— What to do —
Lines containing the string "Create" are to be collected in full.
• • • • •
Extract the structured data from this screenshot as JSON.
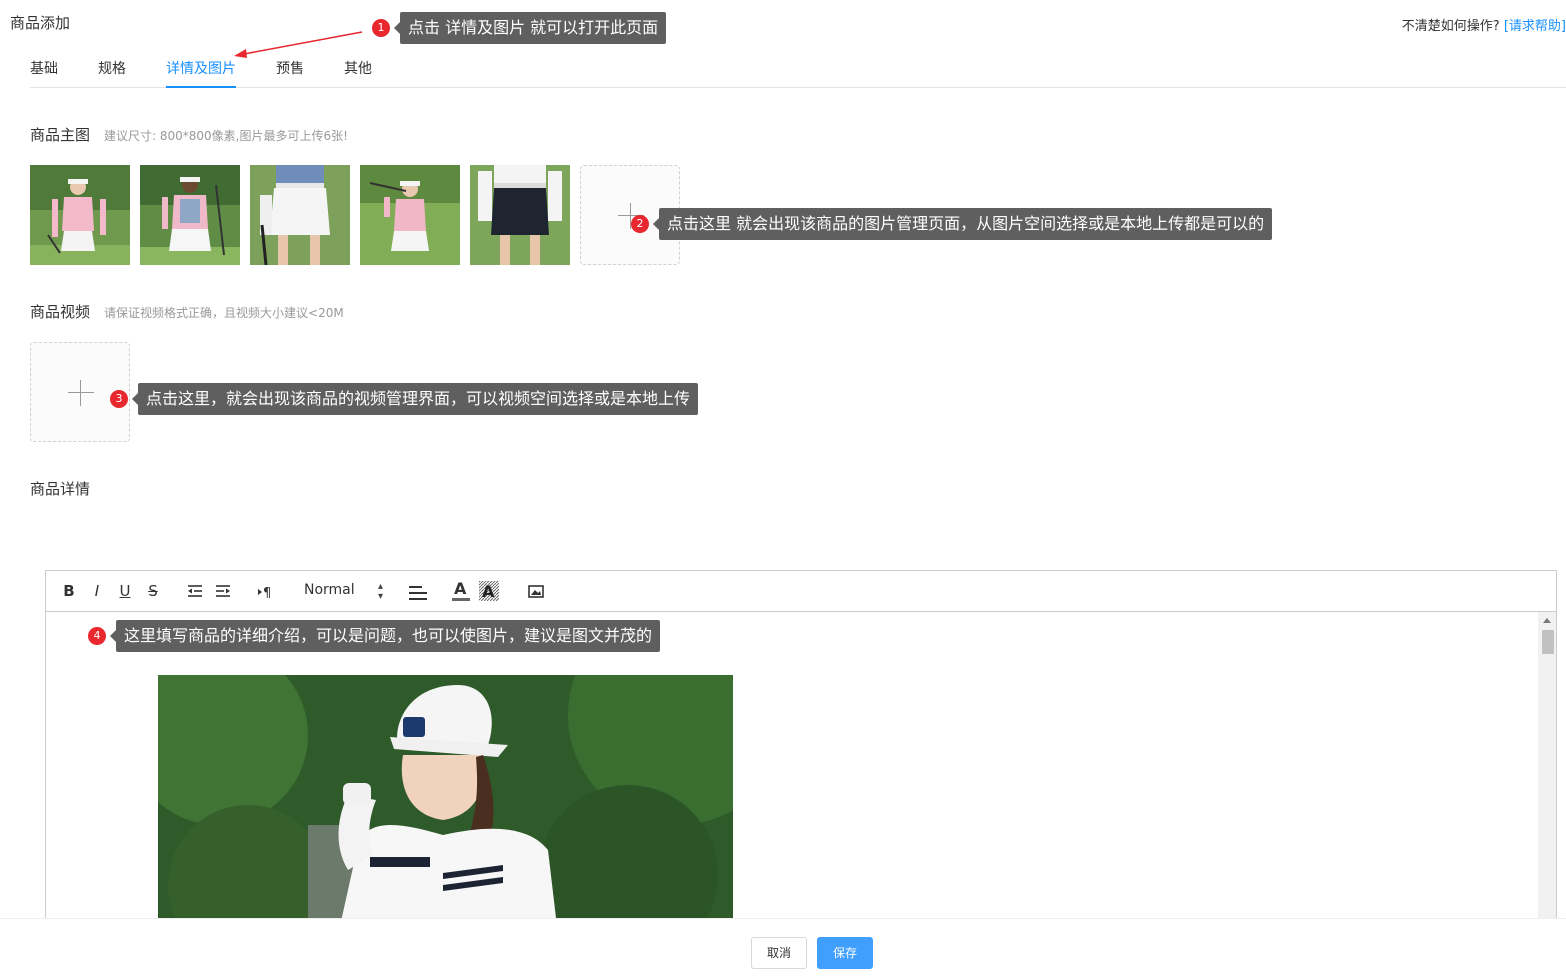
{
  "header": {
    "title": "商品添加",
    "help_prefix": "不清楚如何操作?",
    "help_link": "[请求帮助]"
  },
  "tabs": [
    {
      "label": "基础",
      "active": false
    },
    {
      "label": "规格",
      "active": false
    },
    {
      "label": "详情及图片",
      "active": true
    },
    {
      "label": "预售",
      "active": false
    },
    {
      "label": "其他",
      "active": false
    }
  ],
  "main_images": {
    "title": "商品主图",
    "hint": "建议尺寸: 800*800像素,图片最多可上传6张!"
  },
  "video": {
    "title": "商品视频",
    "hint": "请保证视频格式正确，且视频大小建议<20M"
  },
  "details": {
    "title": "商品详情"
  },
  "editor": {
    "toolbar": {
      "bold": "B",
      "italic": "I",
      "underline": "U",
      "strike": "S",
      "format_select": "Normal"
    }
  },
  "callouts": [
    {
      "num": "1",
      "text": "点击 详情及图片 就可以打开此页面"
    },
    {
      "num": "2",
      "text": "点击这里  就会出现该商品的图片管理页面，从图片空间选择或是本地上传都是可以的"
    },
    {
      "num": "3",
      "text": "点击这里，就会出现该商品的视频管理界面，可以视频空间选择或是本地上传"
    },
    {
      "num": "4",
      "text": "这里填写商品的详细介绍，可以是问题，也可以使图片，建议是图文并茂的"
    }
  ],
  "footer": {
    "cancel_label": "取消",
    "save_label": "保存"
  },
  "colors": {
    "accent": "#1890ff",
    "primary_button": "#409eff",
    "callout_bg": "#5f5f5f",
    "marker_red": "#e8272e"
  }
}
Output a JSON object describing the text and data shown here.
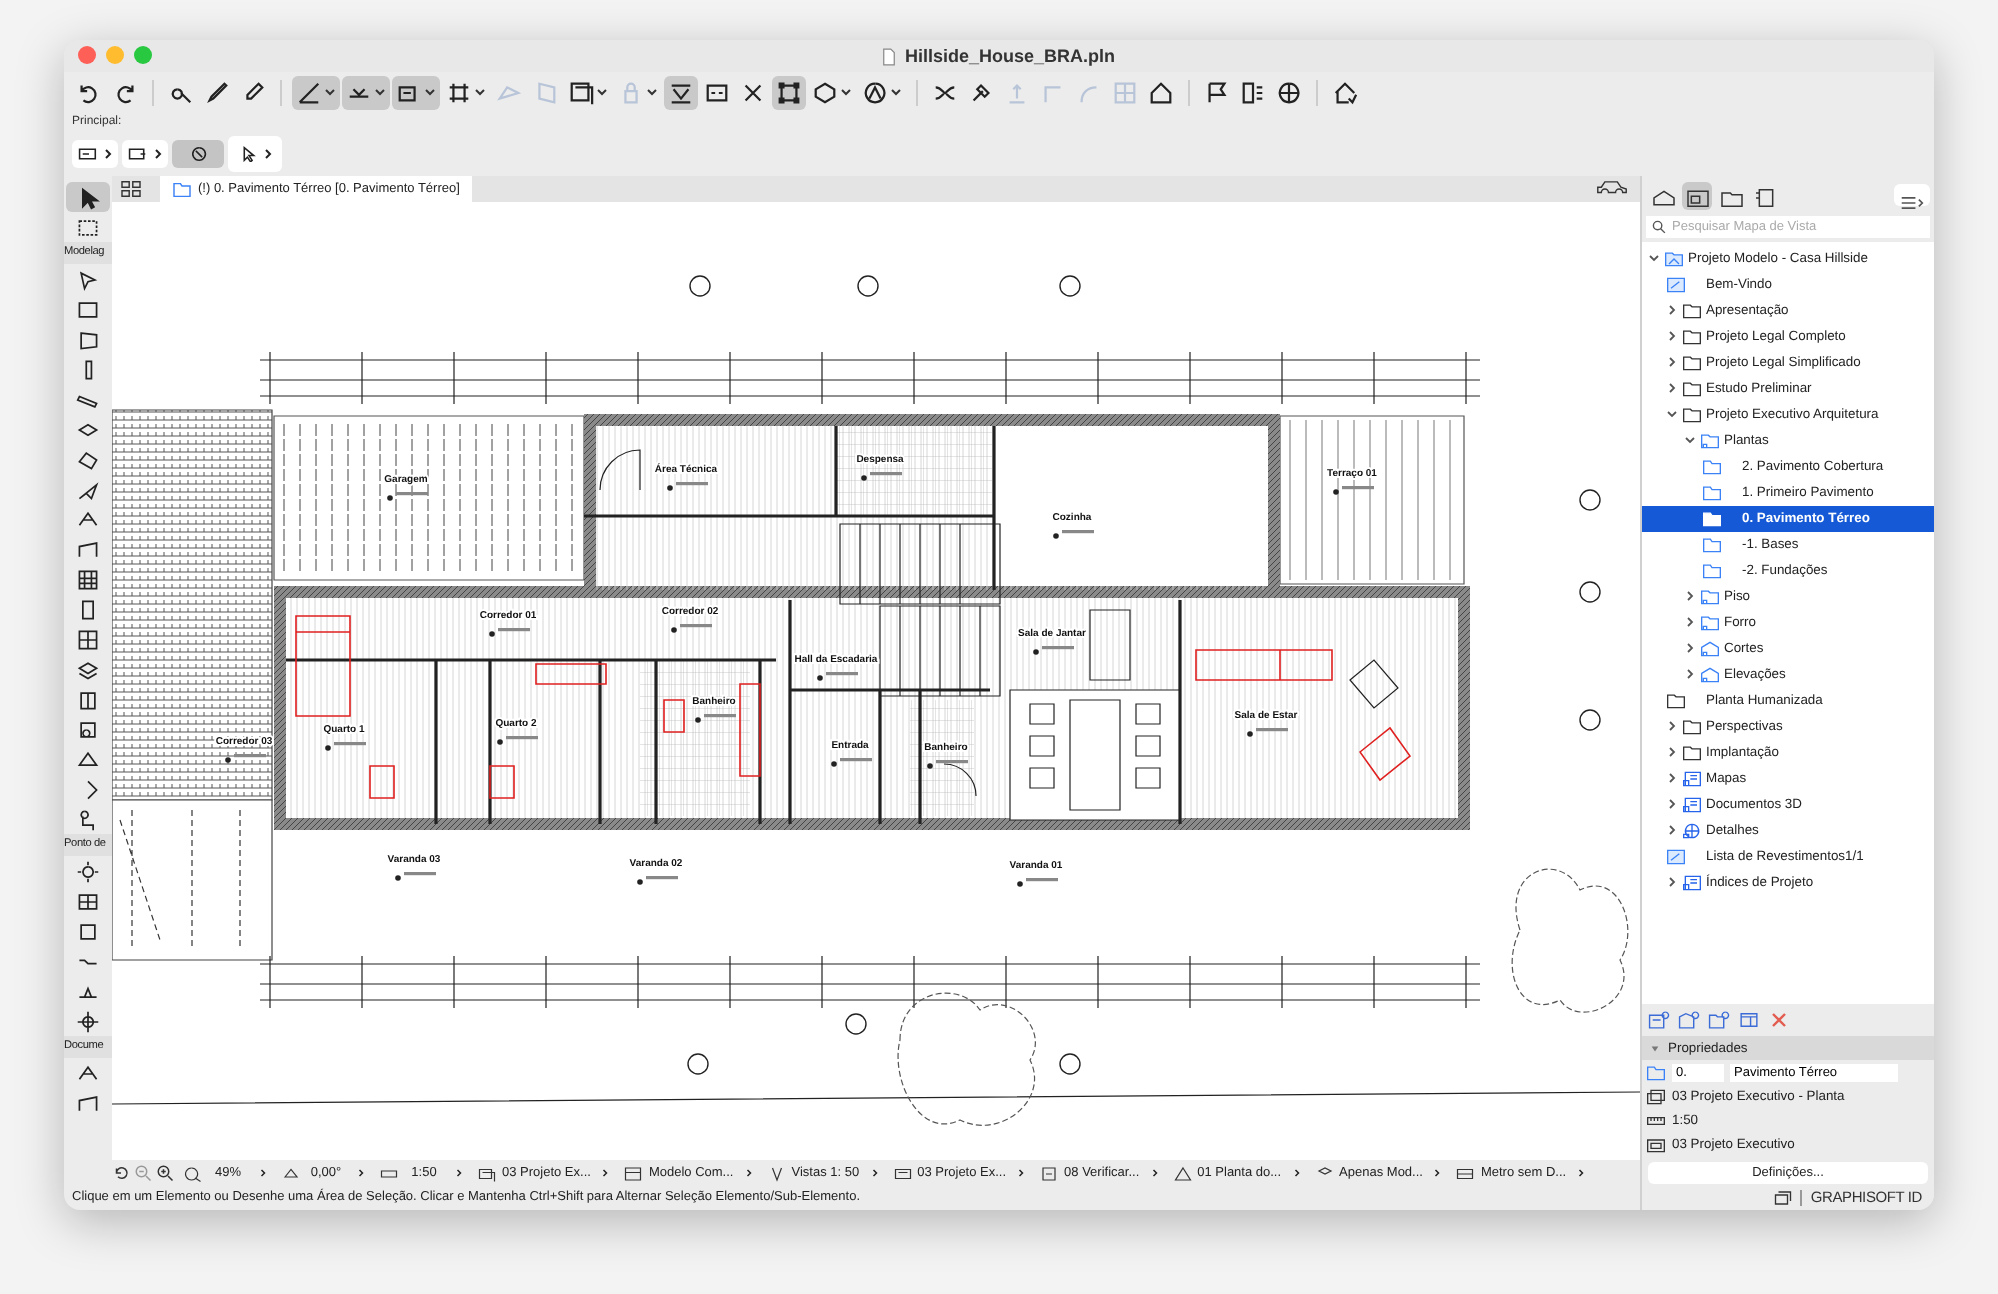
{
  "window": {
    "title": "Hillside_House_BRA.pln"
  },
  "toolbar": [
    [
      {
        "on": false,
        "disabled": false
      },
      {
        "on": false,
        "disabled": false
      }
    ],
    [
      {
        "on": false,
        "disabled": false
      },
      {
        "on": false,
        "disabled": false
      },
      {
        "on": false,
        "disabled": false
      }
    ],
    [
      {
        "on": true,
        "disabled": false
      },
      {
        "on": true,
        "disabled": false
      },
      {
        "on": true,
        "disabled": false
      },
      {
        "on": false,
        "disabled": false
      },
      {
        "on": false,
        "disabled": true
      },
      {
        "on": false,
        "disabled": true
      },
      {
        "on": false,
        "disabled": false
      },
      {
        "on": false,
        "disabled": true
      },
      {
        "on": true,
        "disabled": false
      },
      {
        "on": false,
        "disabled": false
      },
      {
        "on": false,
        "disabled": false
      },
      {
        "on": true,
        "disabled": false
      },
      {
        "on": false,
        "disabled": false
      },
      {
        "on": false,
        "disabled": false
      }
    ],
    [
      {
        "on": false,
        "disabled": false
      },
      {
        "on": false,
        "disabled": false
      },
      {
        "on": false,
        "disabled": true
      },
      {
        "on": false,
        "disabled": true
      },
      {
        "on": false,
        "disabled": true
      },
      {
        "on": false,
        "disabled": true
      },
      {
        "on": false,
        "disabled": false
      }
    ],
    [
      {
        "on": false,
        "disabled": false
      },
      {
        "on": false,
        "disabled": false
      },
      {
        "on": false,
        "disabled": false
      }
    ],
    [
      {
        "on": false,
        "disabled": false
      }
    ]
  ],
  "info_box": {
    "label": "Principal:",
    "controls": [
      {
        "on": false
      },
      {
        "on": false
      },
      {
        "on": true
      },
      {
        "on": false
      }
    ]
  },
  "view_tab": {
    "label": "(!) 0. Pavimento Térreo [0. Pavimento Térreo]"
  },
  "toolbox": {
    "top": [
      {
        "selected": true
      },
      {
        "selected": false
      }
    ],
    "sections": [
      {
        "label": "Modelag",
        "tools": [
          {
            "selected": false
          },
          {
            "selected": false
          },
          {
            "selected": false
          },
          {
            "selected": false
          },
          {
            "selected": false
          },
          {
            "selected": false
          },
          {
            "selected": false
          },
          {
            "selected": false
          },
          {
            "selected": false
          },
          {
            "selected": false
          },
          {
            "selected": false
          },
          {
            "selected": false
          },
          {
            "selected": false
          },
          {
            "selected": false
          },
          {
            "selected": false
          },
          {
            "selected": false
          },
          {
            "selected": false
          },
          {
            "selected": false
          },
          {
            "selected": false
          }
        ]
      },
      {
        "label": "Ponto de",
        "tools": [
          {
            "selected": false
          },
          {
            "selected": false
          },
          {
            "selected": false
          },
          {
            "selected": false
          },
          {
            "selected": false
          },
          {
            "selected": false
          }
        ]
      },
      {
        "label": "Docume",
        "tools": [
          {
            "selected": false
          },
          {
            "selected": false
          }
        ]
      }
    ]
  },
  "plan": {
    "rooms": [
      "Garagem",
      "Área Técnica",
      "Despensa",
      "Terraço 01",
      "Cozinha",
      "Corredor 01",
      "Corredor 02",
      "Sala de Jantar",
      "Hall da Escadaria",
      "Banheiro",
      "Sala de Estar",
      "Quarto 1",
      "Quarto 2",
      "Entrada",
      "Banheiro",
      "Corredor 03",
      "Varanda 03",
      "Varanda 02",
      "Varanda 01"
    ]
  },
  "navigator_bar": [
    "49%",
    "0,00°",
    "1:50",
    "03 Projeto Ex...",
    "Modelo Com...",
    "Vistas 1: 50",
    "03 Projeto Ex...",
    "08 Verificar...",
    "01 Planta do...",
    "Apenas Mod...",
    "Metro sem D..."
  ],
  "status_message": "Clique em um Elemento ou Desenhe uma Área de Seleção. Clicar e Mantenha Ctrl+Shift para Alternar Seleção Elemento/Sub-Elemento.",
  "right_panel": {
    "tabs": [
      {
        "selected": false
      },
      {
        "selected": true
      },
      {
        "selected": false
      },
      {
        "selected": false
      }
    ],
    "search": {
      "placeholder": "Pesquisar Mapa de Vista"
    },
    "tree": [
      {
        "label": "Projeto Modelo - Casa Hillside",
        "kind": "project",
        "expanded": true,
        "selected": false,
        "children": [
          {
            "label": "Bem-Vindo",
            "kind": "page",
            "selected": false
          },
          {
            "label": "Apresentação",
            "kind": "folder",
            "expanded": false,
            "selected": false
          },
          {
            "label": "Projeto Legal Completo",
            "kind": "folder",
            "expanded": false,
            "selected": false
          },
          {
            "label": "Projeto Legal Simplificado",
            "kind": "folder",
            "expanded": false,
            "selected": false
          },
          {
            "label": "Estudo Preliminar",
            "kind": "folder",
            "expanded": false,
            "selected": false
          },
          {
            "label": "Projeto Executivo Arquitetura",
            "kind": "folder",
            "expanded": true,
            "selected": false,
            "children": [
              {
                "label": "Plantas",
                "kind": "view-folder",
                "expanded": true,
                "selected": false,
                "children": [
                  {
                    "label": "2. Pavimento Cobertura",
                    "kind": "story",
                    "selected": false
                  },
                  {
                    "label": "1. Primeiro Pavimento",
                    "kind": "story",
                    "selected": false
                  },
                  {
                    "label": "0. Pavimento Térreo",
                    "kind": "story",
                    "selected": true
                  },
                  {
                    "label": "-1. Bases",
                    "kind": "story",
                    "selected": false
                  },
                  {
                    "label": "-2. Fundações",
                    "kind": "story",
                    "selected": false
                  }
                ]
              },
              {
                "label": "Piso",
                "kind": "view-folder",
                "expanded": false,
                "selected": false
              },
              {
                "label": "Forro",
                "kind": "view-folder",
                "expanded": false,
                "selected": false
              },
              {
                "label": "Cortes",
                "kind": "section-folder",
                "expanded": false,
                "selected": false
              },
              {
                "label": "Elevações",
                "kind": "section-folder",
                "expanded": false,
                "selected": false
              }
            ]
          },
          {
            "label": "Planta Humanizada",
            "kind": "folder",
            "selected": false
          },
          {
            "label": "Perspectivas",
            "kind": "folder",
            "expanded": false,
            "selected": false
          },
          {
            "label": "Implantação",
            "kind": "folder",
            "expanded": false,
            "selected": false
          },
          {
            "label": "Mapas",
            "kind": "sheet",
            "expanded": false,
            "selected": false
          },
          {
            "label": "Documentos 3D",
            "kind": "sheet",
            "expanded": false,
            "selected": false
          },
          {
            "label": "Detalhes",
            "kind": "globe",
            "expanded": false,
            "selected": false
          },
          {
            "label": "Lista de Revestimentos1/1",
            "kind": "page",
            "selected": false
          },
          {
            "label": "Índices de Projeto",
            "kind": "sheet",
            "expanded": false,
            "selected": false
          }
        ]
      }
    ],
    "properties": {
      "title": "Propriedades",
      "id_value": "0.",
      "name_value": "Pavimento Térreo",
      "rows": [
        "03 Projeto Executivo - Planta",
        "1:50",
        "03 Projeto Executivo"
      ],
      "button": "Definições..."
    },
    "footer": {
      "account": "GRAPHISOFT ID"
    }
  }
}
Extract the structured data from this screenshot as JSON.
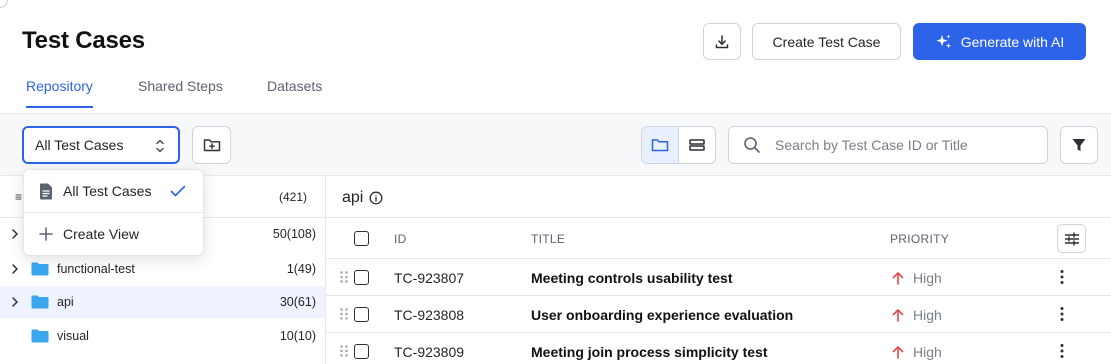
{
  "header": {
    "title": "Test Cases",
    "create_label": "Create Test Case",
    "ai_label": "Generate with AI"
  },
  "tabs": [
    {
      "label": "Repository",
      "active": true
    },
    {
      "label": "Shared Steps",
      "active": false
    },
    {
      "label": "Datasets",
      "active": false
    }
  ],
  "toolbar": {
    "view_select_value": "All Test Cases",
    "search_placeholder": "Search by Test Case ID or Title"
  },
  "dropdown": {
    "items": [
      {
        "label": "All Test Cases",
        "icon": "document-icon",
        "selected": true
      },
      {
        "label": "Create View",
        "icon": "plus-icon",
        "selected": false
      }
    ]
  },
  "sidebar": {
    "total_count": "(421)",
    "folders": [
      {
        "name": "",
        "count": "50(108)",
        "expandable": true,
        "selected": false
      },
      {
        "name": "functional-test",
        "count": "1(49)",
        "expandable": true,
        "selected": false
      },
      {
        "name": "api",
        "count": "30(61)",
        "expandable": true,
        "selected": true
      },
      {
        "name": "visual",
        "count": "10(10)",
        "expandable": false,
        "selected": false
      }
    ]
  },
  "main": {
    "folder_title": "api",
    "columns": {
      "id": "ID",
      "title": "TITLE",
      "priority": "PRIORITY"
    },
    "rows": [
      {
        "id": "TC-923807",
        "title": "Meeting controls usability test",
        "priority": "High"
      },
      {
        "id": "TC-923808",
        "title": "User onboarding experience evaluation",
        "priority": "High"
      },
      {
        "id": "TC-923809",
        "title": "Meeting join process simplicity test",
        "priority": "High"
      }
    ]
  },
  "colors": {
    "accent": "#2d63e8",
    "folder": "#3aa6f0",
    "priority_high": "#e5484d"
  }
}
• • • • •
— Solved exercise —
    "create_label": "Create Test Case",
        "label": "Create View",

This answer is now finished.